- **What the task asks**
Answer with the number of lines in the listing below that contain the word "this", and nothing else.

Saved entries:
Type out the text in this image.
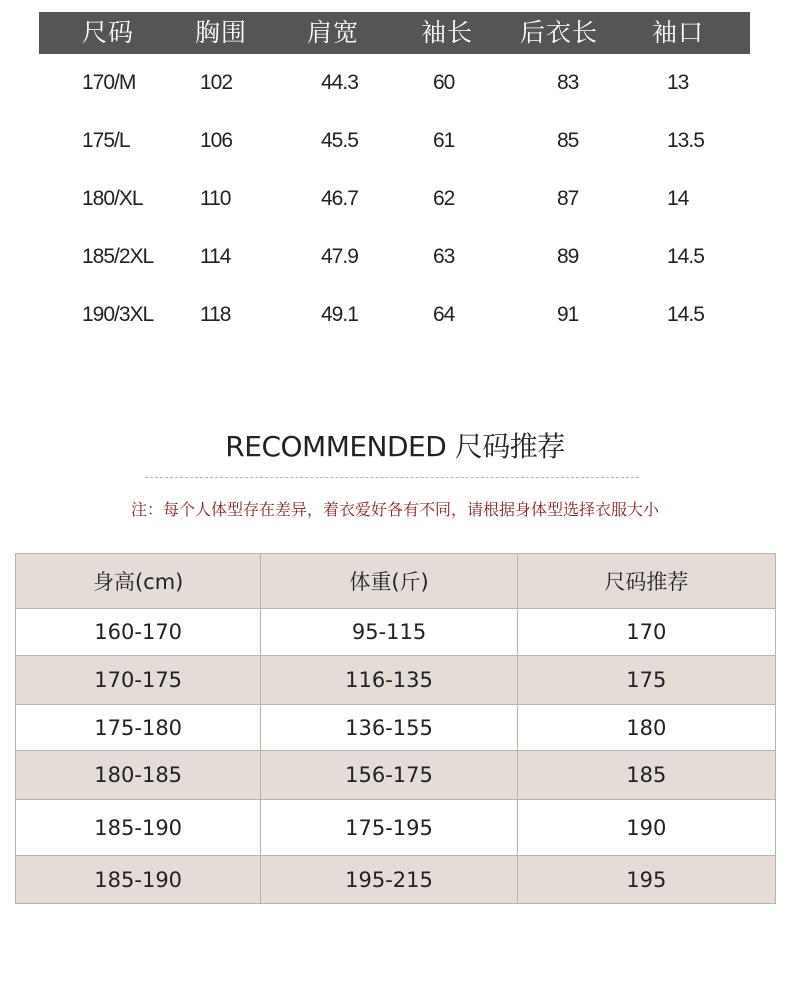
尺码 胸围 肩宽 袖长 后衣长 袖口
170/M	102	44.3	60	83	13
175/L	106	45.5	61	85	13.5
180/XL	110	46.7	62	87	14
185/2XL 114	47.9	63	89	14.5
190/3XL 118	49.1	64	91	14.5
RECOMMENDED 尺码推荐
注：每个人体型存在差异，着衣爱好各有不同，请根据身体型选择衣服大小
身高(cm)	体重(斤)	尺码推荐
160-170	95-115	170
170-175	116-135	175
175-180	136-155	180
180-185	156-175	185
185-190	175-195	190
185-190	195-215	195
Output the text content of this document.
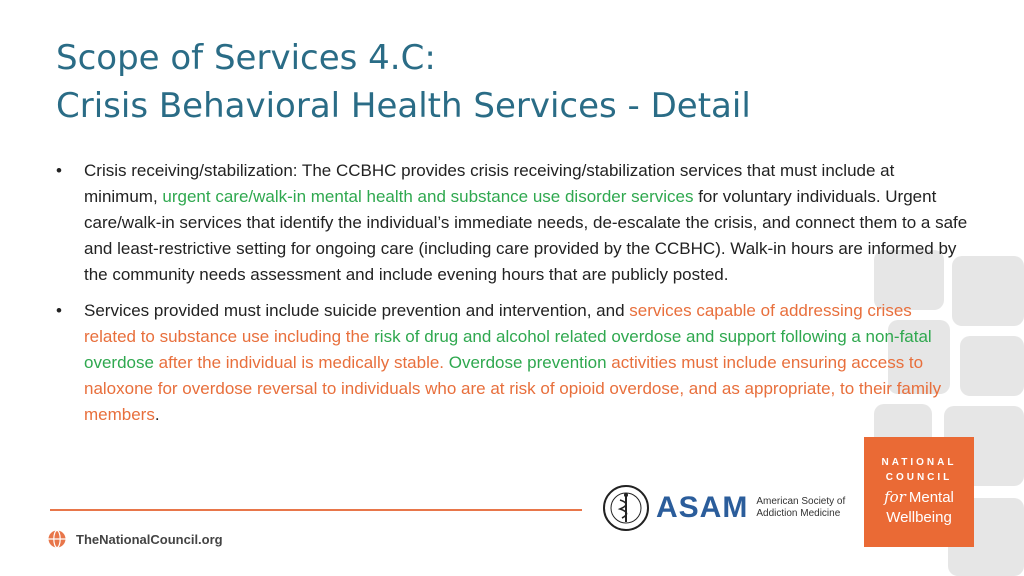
Scope of Services 4.C:
Crisis Behavioral Health Services - Detail
• Crisis receiving/stabilization: The CCBHC provides crisis receiving/stabilization services that must include at minimum, urgent care/walk-in mental health and substance use disorder services for voluntary individuals. Urgent care/walk-in services that identify the individual’s immediate needs, de-escalate the crisis, and connect them to a safe and least-restrictive setting for ongoing care (including care provided by the CCBHC). Walk-in hours are informed by the community needs assessment and include evening hours that are publicly posted.
• Services provided must include suicide prevention and intervention, and services capable of addressing crises related to substance use including the risk of drug and alcohol related overdose and support following a non-fatal overdose after the individual is medically stable. Overdose prevention activities must include ensuring access to naloxone for overdose reversal to individuals who are at risk of opioid overdose, and as appropriate, to their family members.
TheNationalCouncil.org
ASAM American Society of
Addiction Medicine
NATIONAL
COUNCIL
for Mental
Wellbeing
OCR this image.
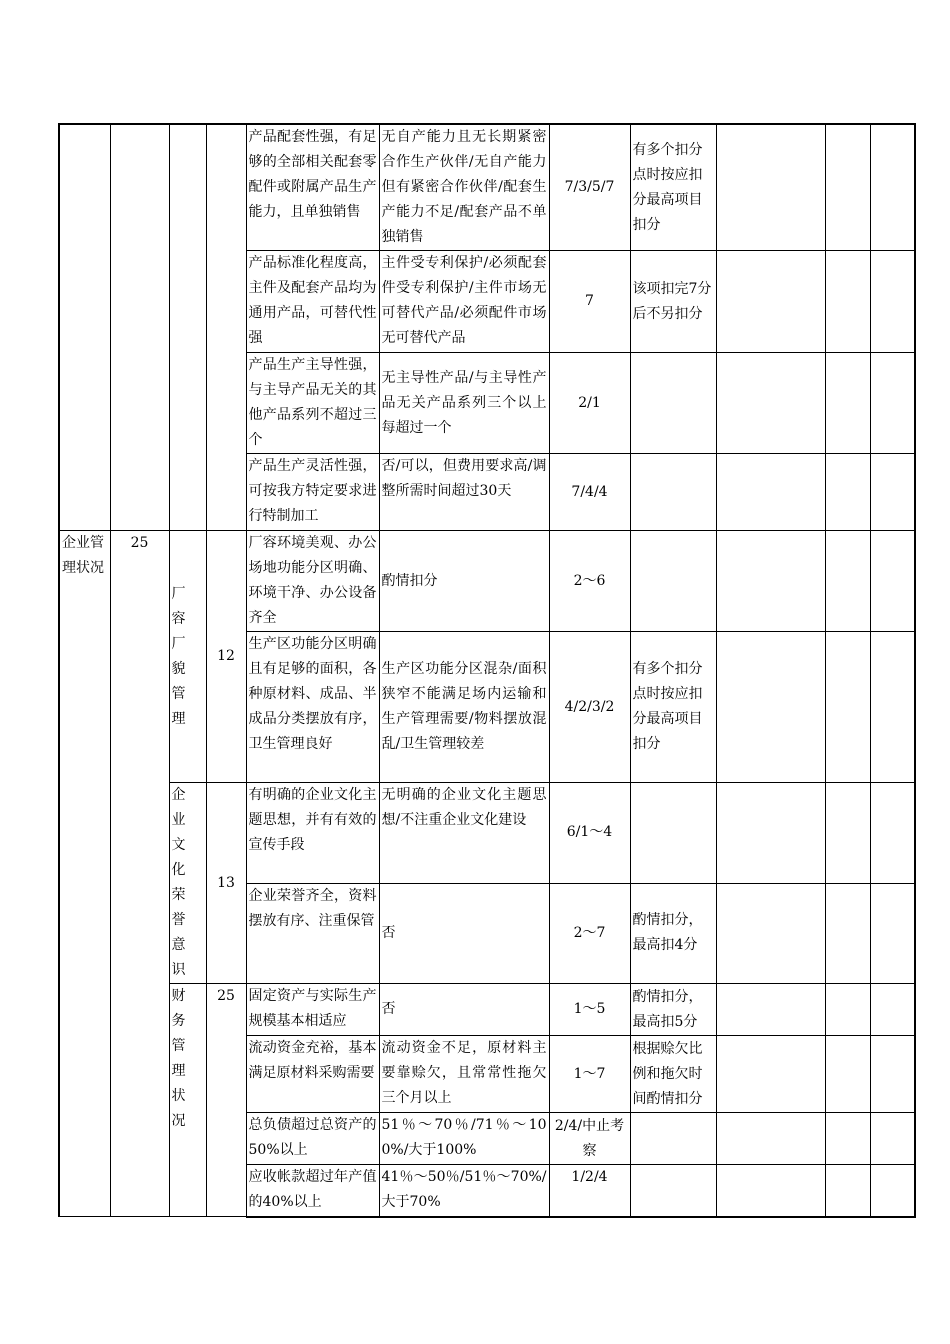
				产品配套性强，有足够的全部相关配套零配件或附属产品生产能力，且单独销售	无自产能力且无长期紧密合作生产伙伴/无自产能力但有紧密合作伙伴/配套生产能力不足/配套产品不单独销售	7/3/5/7	有多个扣分点时按应扣分最高项目扣分			
				产品标准化程度高，主件及配套产品均为通用产品，可替代性强	主件受专利保护/必须配套件受专利保护/主件市场无可替代产品/必须配件市场无可替代产品	7	该项扣完7分后不另扣分			
				产品生产主导性强，与主导产品无关的其他产品系列不超过三个	无主导性产品/与主导性产品无关产品系列三个以上每超过一个	2/1				
				产品生产灵活性强，可按我方特定要求进行特制加工	否/可以，但费用要求高/调整所需时间超过30天	7/4/4				
企业管理状况	25	厂容厂貌管理	12	厂容环境美观、办公场地功能分区明确、环境干净、办公设备齐全	酌情扣分	2～6				
				生产区功能分区明确且有足够的面积，各种原材料、成品、半成品分类摆放有序，卫生管理良好	生产区功能分区混杂/面积狭窄不能满足场内运输和生产管理需要/物料摆放混乱/卫生管理较差	4/2/3/2	有多个扣分点时按应扣分最高项目扣分			
		企业文化荣誉意识	13	有明确的企业文化主题思想，并有有效的宣传手段	无明确的企业文化主题思想/不注重企业文化建设	6/1～4				
				企业荣誉齐全，资料摆放有序、注重保管	否	2～7	酌情扣分，最高扣4分			
		财务管理状况	25	固定资产与实际生产规模基本相适应	否	1～5	酌情扣分，最高扣5分			
				流动资金充裕，基本满足原材料采购需要	流动资金不足，原材料主要靠赊欠，且常常性拖欠三个月以上	1～7	根据赊欠比例和拖欠时间酌情扣分			
				总负债超过总资产的50%以上	51％～70％/71％～100%/大于100%	2/4/中止考察				
				应收帐款超过年产值的40%以上	41％～50％/51％～70%/大于70%	1/2/4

- **Task result**
3